Langsung ke konten utama

Suronan



SURONAN
(Nyadran untuk Memperingati 1 Suro: desa Giyanti,Selomerto, Wonosobo)
Oleh:
Siti Sulaehah
(12010043)
Progam Studi Ilmu Al-Qur’an dan Tafsir
Sekolah Tinggi Agama Islam Sunan Pandanaran

Pendahuluan
Budaya dan tradisi bagi orang Jawa tidaklah merupakan barang baru serta asing dalam kehidupan, karena sudah dianggap suatu bagian kehidupan yang tidak dapat dipisahkan dalam kehidupan sehari-hari. Tradisi telah diakui keberadaannya sebagai sebuah sistem budaya dalam bentuk simbol-simbol yang sangat rumit, penuh nilai-nilai di dalamnya.
Karya budaya dan tradisi dalam masyarakat pendukungnya, merupakan sumber inspirasi yang tidak pernah habis digali dan dikembangkan nilai-nilainya.
----
* TUGAS LATIHAN
1) Sebutkan semua nama tempat yang ada di dalam kurung di bawah judul tulisan tentang Suronan.
2) Lanjutkan tulisan tentang Suronan, mulai dari sesudah kalimat terakhirnya.
Catatan di bawah ini berasal dari sumber lain.
----
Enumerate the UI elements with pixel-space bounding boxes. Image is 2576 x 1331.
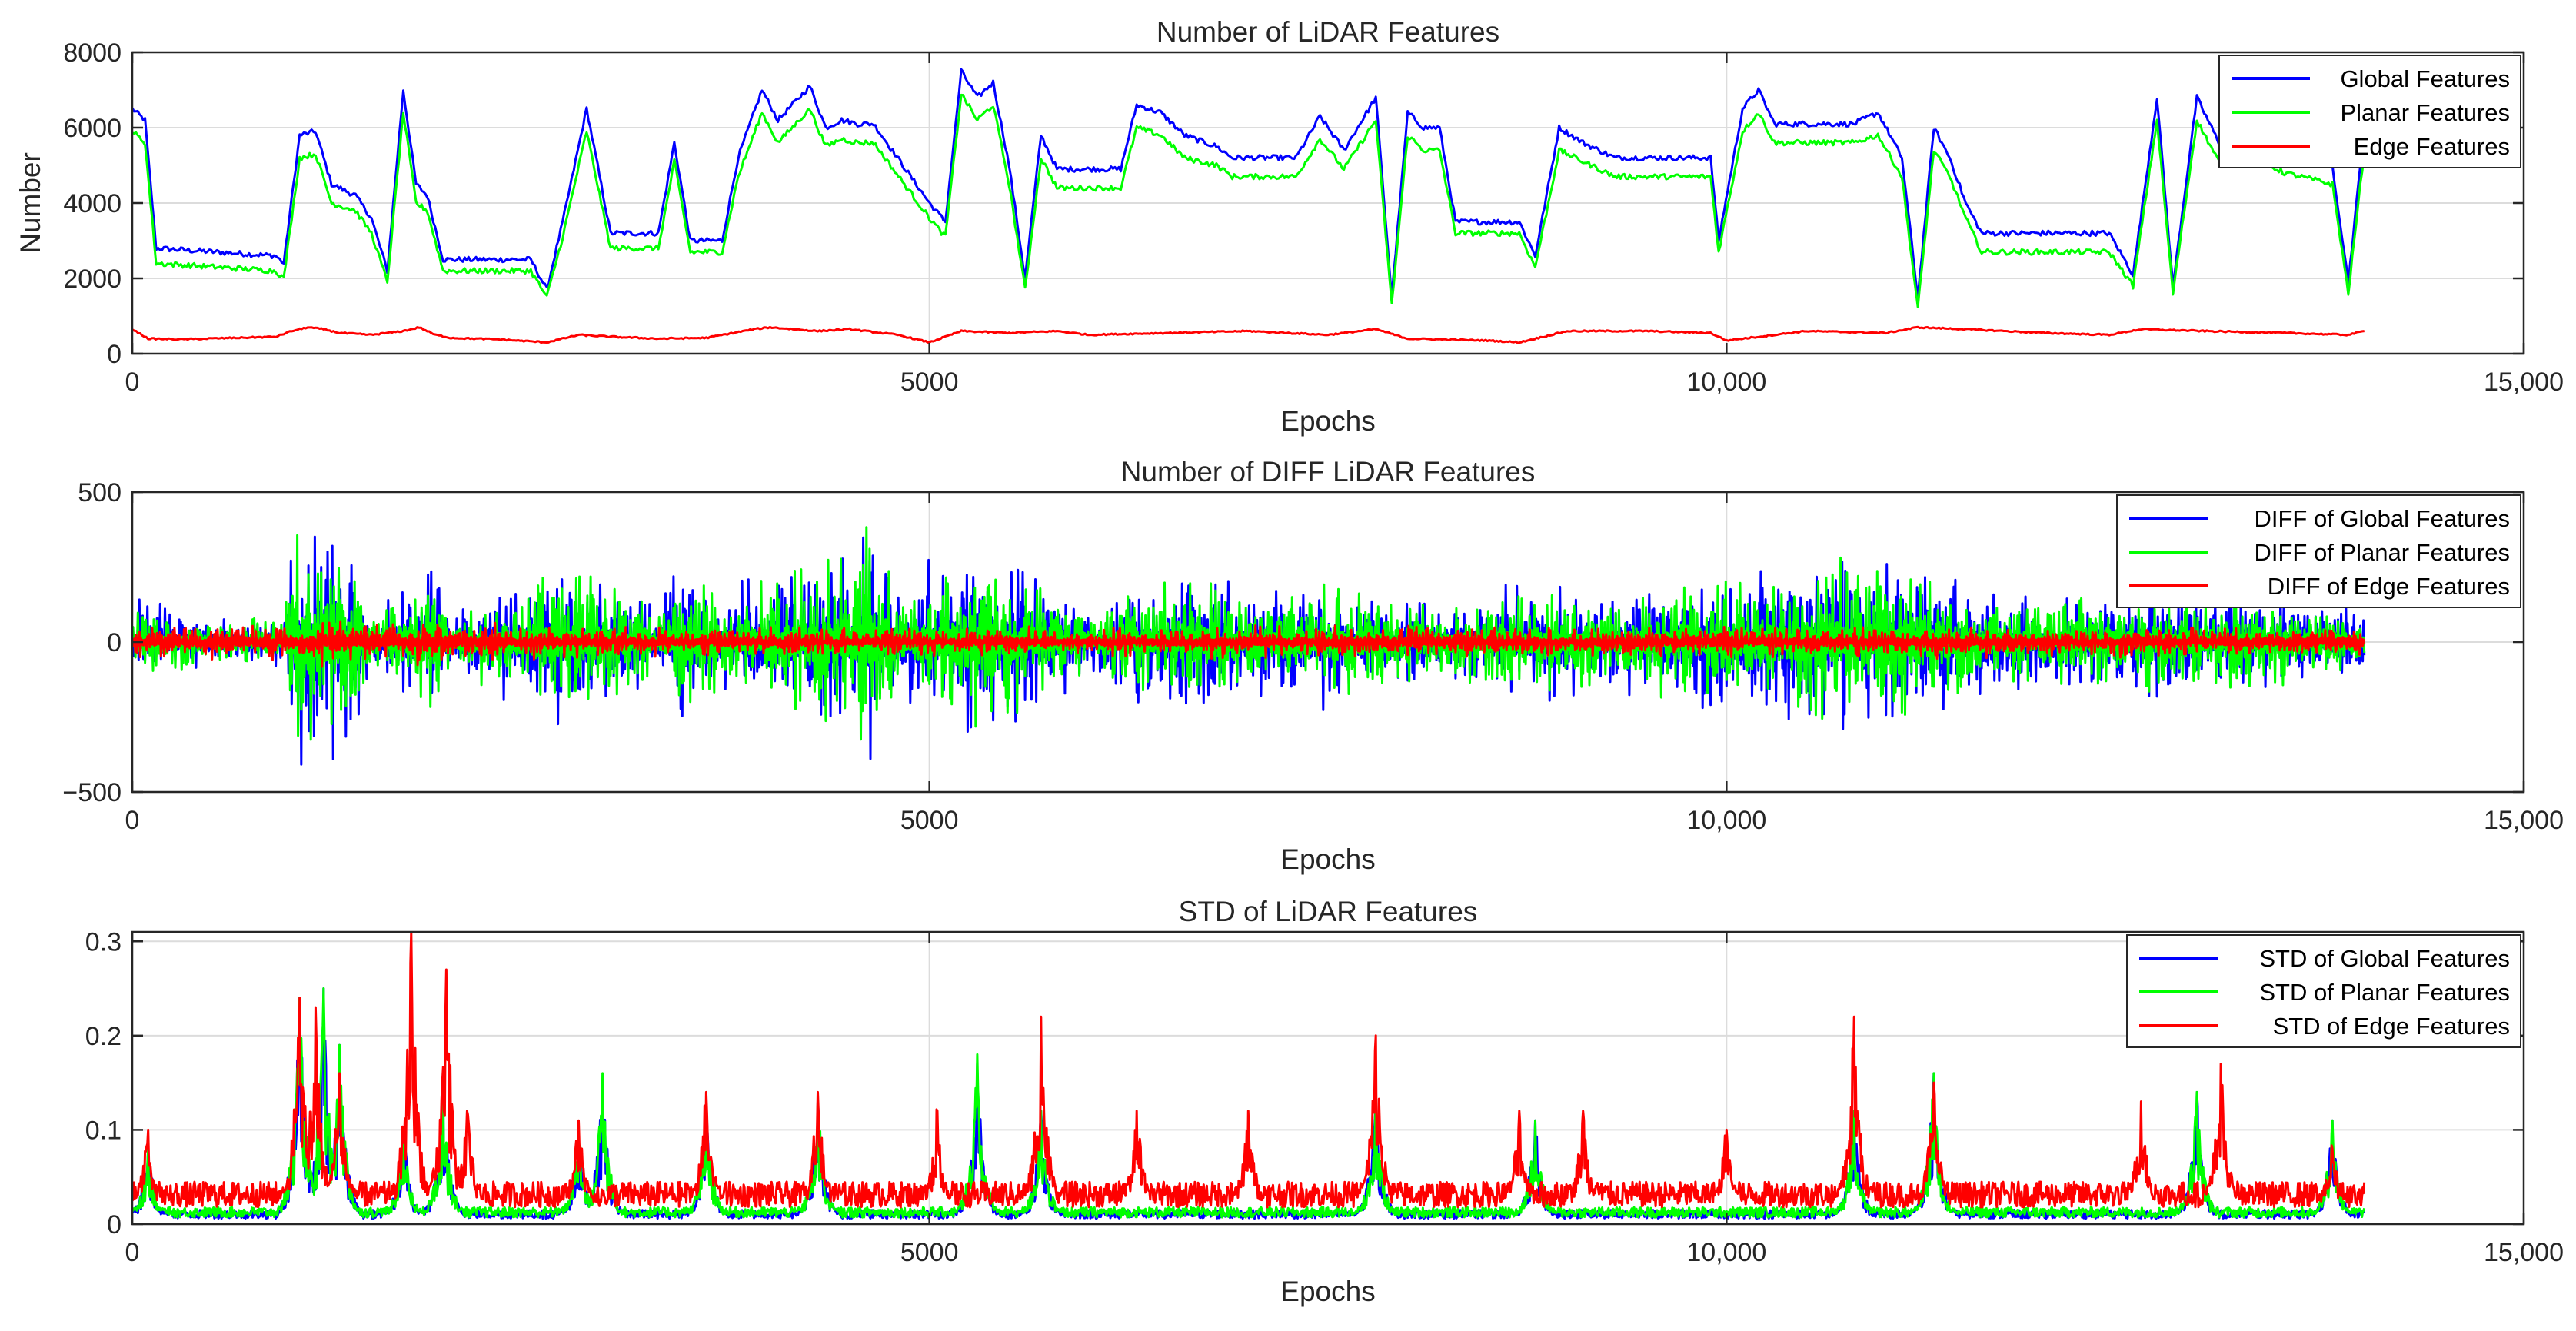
x-tick-label: 10,000 (1686, 368, 1766, 397)
x-axis-label: Epochs (1280, 405, 1375, 437)
legend-entry: STD of Planar Features (2259, 979, 2510, 1006)
y-tick-label: 0.1 (85, 1116, 121, 1145)
x-tick-label: 15,000 (2484, 806, 2564, 835)
x-tick-label: 15,000 (2484, 368, 2564, 397)
y-tick-label: 2000 (63, 265, 121, 294)
y-tick-label: 0 (107, 628, 121, 657)
plot-area (132, 932, 2524, 1224)
chart-title: Number of DIFF LiDAR Features (1121, 456, 1536, 487)
x-tick-label: 5000 (900, 806, 959, 835)
x-tick-label: 0 (125, 368, 140, 397)
x-tick-label: 5000 (900, 368, 959, 397)
legend-entry: STD of Global Features (2259, 945, 2510, 972)
y-tick-label: 4000 (63, 189, 121, 218)
x-tick-label: 15,000 (2484, 1238, 2564, 1267)
series-group (132, 68, 2366, 344)
series-line-global (132, 68, 2366, 299)
legend: DIFF of Global Features DIFF of Planar Fe… (2116, 494, 2521, 608)
y-tick-label: 6000 (63, 114, 121, 143)
x-axis-label: Epochs (1280, 1276, 1375, 1307)
series-line-edge (132, 620, 2366, 668)
legend-entry: DIFF of Planar Features (2254, 539, 2510, 566)
x-tick-label: 10,000 (1686, 1238, 1766, 1267)
y-tick-label: 0 (107, 340, 121, 369)
axes-box (131, 930, 2525, 1226)
chart-title: Number of LiDAR Features (1157, 16, 1499, 48)
chart-title: STD of LiDAR Features (1179, 896, 1478, 927)
y-tick-label: 500 (78, 478, 121, 507)
legend: Global Features Planar Features Edge Featu… (2218, 55, 2521, 168)
x-tick-label: 0 (125, 806, 140, 835)
legend-entry: DIFF of Global Features (2254, 505, 2510, 532)
series-line-planar (132, 93, 2366, 308)
series-line-planar (132, 987, 2366, 1219)
y-tick-label: 0.3 (85, 927, 121, 957)
series-group (132, 526, 2366, 766)
legend-entry: DIFF of Edge Features (2268, 573, 2510, 600)
y-tick-label: −500 (62, 778, 121, 807)
legend-entry: Edge Features (2354, 133, 2510, 160)
y-tick-label: 0 (107, 1210, 121, 1239)
y-tick-label: 0.2 (85, 1022, 121, 1051)
legend-entry: STD of Edge Features (2273, 1013, 2510, 1040)
panel-number-of-features: 0 5000 10,000 15,000 0 2000 4000 6000 8000 Number… (15, 16, 2564, 437)
x-tick-label: 0 (125, 1238, 140, 1267)
x-tick-label: 10,000 (1686, 806, 1766, 835)
series-line-edge (132, 932, 2366, 1209)
legend-entry: Global Features (2340, 65, 2510, 92)
x-tick-label: 5000 (900, 1238, 959, 1267)
legend-entry: Planar Features (2340, 99, 2510, 126)
series-group (132, 932, 2366, 1220)
y-tick-label: 8000 (63, 38, 121, 68)
panel-std-features: 0 5000 10,000 15,000 0 0.1 0.2 0.3 STD of LiDAR … (85, 896, 2564, 1307)
series-line-edge (132, 325, 2365, 344)
x-axis-label: Epochs (1280, 844, 1375, 875)
legend: STD of Global Features STD of Planar Feat… (2126, 934, 2521, 1048)
y-axis-label: Number (15, 152, 46, 254)
series-line-planar (132, 526, 2366, 741)
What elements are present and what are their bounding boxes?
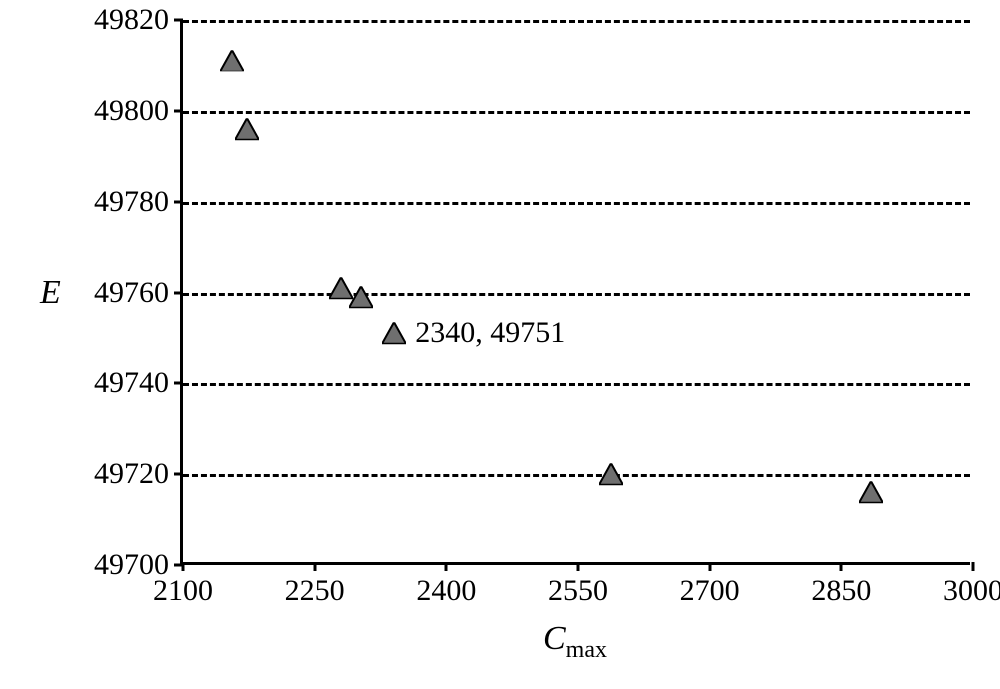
triangle-marker (859, 482, 883, 504)
triangle-marker (349, 286, 373, 308)
gridline (183, 383, 970, 386)
y-tick-mark (174, 109, 183, 112)
x-tick-label: 2250 (285, 574, 345, 608)
y-tick-label: 49760 (94, 276, 169, 310)
x-tick-mark (577, 562, 580, 571)
gridline (183, 202, 970, 205)
y-tick-mark (174, 473, 183, 476)
y-tick-label: 49820 (94, 3, 169, 37)
x-axis-title: Cmax (543, 620, 607, 664)
x-tick-mark (182, 562, 185, 571)
y-axis-title: E (40, 274, 61, 312)
x-tick-mark (313, 562, 316, 571)
y-tick-label: 49720 (94, 457, 169, 491)
y-tick-label: 49800 (94, 94, 169, 128)
gridline (183, 293, 970, 296)
x-tick-label: 2550 (548, 574, 608, 608)
x-tick-mark (708, 562, 711, 571)
gridline (183, 20, 970, 23)
x-tick-label: 2700 (680, 574, 740, 608)
triangle-marker (235, 118, 259, 140)
x-tick-label: 2850 (811, 574, 871, 608)
triangle-marker (220, 50, 244, 72)
x-tick-mark (840, 562, 843, 571)
x-tick-mark (445, 562, 448, 571)
x-tick-label: 2100 (153, 574, 213, 608)
triangle-marker (382, 323, 406, 345)
scatter-chart: 4970049720497404976049780498004982021002… (0, 0, 1000, 689)
y-tick-mark (174, 291, 183, 294)
y-tick-label: 49780 (94, 185, 169, 219)
plot-area: 4970049720497404976049780498004982021002… (180, 20, 970, 565)
gridline (183, 474, 970, 477)
x-tick-label: 2400 (416, 574, 476, 608)
x-tick-label: 3000 (943, 574, 1000, 608)
triangle-marker (599, 463, 623, 485)
gridline (183, 111, 970, 114)
y-tick-mark (174, 19, 183, 22)
y-tick-mark (174, 200, 183, 203)
y-tick-label: 49740 (94, 366, 169, 400)
y-tick-mark (174, 382, 183, 385)
data-point-label: 2340, 49751 (415, 316, 565, 350)
x-tick-mark (972, 562, 975, 571)
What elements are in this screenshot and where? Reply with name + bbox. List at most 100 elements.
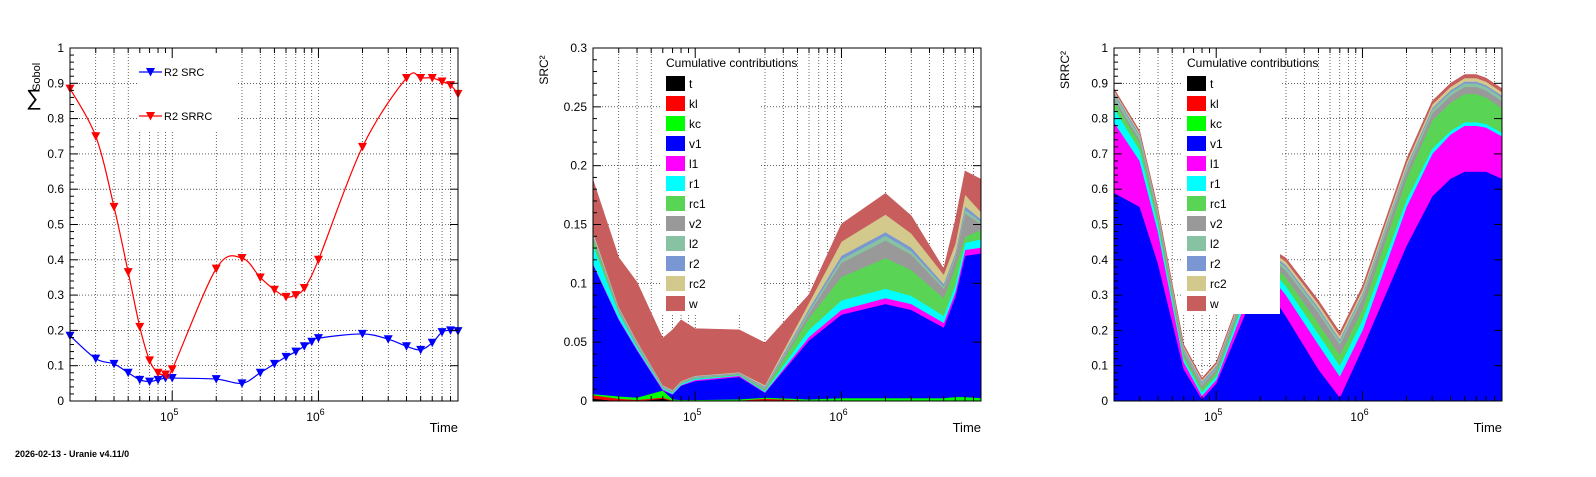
legend-swatch-l1	[1187, 156, 1206, 171]
y-tick-label: 0.9	[1091, 76, 1108, 90]
data-point-marker	[357, 329, 367, 339]
legend-title: Cumulative contributions	[1187, 56, 1318, 70]
data-point-marker	[145, 377, 155, 387]
x-tick-label: 106	[1350, 407, 1368, 424]
data-point-marker	[427, 74, 437, 83]
legend-swatch-r1	[666, 176, 685, 191]
data-point-marker	[237, 379, 247, 388]
data-point-marker	[281, 352, 291, 362]
legend-swatch-kl	[666, 96, 685, 111]
legend-swatch-v1	[1187, 136, 1206, 151]
y-tick-label: 0.4	[1091, 253, 1108, 267]
y-tick-label: 0.1	[47, 359, 64, 373]
legend-title: Cumulative contributions	[666, 56, 797, 70]
legend-label: r1	[689, 177, 700, 191]
legend-label: R2 SRC	[164, 67, 204, 79]
data-point-marker	[211, 375, 221, 384]
y-tick-label: 0.1	[570, 276, 587, 290]
legend-label: r2	[689, 257, 700, 271]
y-tick-label: 0.8	[1091, 112, 1108, 126]
y-tick-label: 0.2	[570, 159, 587, 173]
data-point-marker	[416, 345, 426, 355]
y-axis-label: SRC²	[537, 55, 551, 84]
legend-label: rc2	[689, 277, 706, 291]
x-tick-exponent: 6	[843, 407, 848, 417]
data-point-marker	[437, 77, 447, 87]
y-tick-label: 0.1	[1091, 359, 1108, 373]
footer-stamp: 2026-02-13 - Uranie v4.11/0	[15, 449, 130, 459]
y-axis-label-text: Sobol	[31, 63, 43, 91]
data-point-marker	[281, 292, 291, 302]
legend-label: rc1	[689, 197, 706, 211]
y-tick-label: 0.6	[47, 182, 64, 196]
y-tick-label: 1	[57, 41, 64, 55]
data-point-marker	[255, 273, 265, 282]
x-axis-label: Time	[953, 420, 981, 435]
legend-label: kl	[689, 97, 698, 111]
axes-2: 0 0.05 0.1 0.15 0.2 0.25 0.3 105 106 Time	[564, 41, 982, 435]
data-point-marker	[91, 354, 101, 364]
data-point-marker	[383, 335, 393, 344]
y-tick-label: 1	[1101, 41, 1108, 55]
legend-swatch-kl	[1187, 96, 1206, 111]
x-axis-label: Time	[430, 420, 458, 435]
legend-box	[139, 49, 236, 131]
x-tick-exponent: 5	[1217, 407, 1222, 417]
legend-label: rc1	[1210, 197, 1227, 211]
x-tick-exponent: 6	[1364, 407, 1369, 417]
legend-label: t	[1210, 77, 1214, 91]
legend-label: kc	[689, 117, 701, 131]
legend-swatch-t	[1187, 76, 1206, 91]
data-point-marker	[211, 264, 221, 274]
legend-swatch-kc	[1187, 116, 1206, 131]
y-tick-label: 0.4	[47, 253, 64, 267]
x-tick-exponent: 5	[696, 407, 701, 417]
y-tick-label: 0	[580, 394, 587, 408]
axes-1: 0 0.1 0.2 0.3 0.4 0.5 0.6 0.7 0.8 0.9 1 105 106 Time	[47, 41, 459, 435]
x-tick-label: 105	[683, 407, 701, 424]
x-tick-label: 105	[160, 407, 178, 424]
legend-label: r2	[1210, 257, 1221, 271]
y-tick-label: 0.5	[47, 218, 64, 232]
legend-label: kc	[1210, 117, 1222, 131]
data-point-marker	[291, 347, 301, 357]
y-tick-label: 0.25	[564, 100, 588, 114]
data-point-marker	[269, 359, 279, 369]
y-tick-label: 0.2	[1091, 323, 1108, 337]
y-tick-label: 0.5	[1091, 218, 1108, 232]
data-point-marker	[357, 142, 367, 152]
data-point-marker	[167, 374, 177, 383]
legend-swatch-t	[666, 76, 685, 91]
legend-1: R2 SRC R2 SRRC	[139, 49, 236, 131]
y-tick-label: 0	[1101, 394, 1108, 408]
plot-area	[70, 48, 458, 401]
legend-swatch-r2	[666, 256, 685, 271]
legend-label: r1	[1210, 177, 1221, 191]
legend-label: R2 SRRC	[164, 111, 212, 123]
data-point-marker	[109, 202, 119, 212]
data-point-marker	[123, 268, 133, 277]
data-point-marker	[153, 375, 163, 385]
legend-swatch-l2	[1187, 236, 1206, 251]
data-point-marker	[135, 322, 145, 332]
axes-3: 0 0.1 0.2 0.3 0.4 0.5 0.6 0.7 0.8 0.9 1 105 106 Time	[1091, 41, 1503, 435]
y-tick-label: 0.3	[570, 41, 587, 55]
y-tick-label: 0.3	[47, 288, 64, 302]
data-point-marker	[313, 255, 323, 265]
data-point-marker	[307, 337, 317, 347]
data-point-marker	[437, 328, 447, 337]
legend-marker	[146, 68, 155, 77]
data-point-marker	[145, 356, 155, 365]
legend-label: rc2	[1210, 277, 1227, 291]
legend-swatch-r1	[1187, 176, 1206, 191]
area-w	[593, 170, 981, 391]
y-axis-label: ∑Sobol	[26, 63, 43, 110]
data-point-marker	[123, 368, 133, 378]
legend-label: kl	[1210, 97, 1219, 111]
data-point-marker	[255, 368, 265, 378]
data-point-marker	[269, 285, 279, 295]
data-point-marker	[109, 359, 119, 369]
legend-label: l1	[689, 157, 699, 171]
data-point-marker	[91, 132, 101, 141]
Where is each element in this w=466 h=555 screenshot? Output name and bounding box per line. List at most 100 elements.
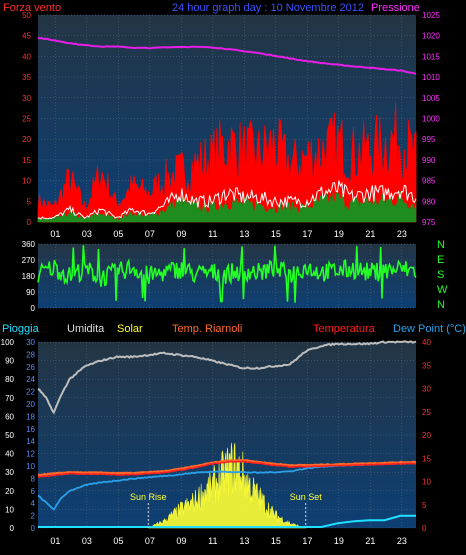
----
* HASIL LATIHAN
1) Giyanti, Selomerto, Wonosobo

2)
Orang orang tradisional Jawa yang tinggal di Jawa maupun bagian lain Indonesia banyak yang merayakan 1 Suro yang dipandang sebagai hari sakral. Secara tradisi turun temurun, kebanyakan orang  mengharapkan “ ngalap berkah” mendapatkan berkah pada hari besar yang suci ini. Pada malam 1 suro, biasanya orang melakukan laku prihatin untuk tidak tidur semalam suntuk atau selama 24 jam. 1 Suro adalahTahun Baru menurut kalender Jawa. Berbeda dengan perayaan Tahun Baru kalender Masehi yang setiap tanggal 1 Januari dirayakan dengan nuansa pesta, orang Jawa tradisional lebih menghayati nuansa spiritualnya.
Perayaan 1 suro di Gayati, Selomerto, Wonosobo dengan melakukan tradisi nyadran, Saya akan sedikit membahas mengenai tradisi nyadran yang ada di desa Gayati untuk memperingati hari besar 1 suro bagi umat Muslim.
Kondisi desa Giyanti
            Mayoritas warga desa Giyanti sebagian besar adalah seorang muslim, sekaitar 80% beragama Islam dan 20% beragama non Muslim (kristen). Tanah disana subur, mata pencaharian warga di Giyanti kebanyakan seorang petani, namun ada juga yang bekerja sebagai PNS, dll. Hubungan antara muslim dan non muslim di desa ini sangat erat, seperti tidak ada perbedaan, mereka akrab dan saling menghormati keyakinan masing-masing.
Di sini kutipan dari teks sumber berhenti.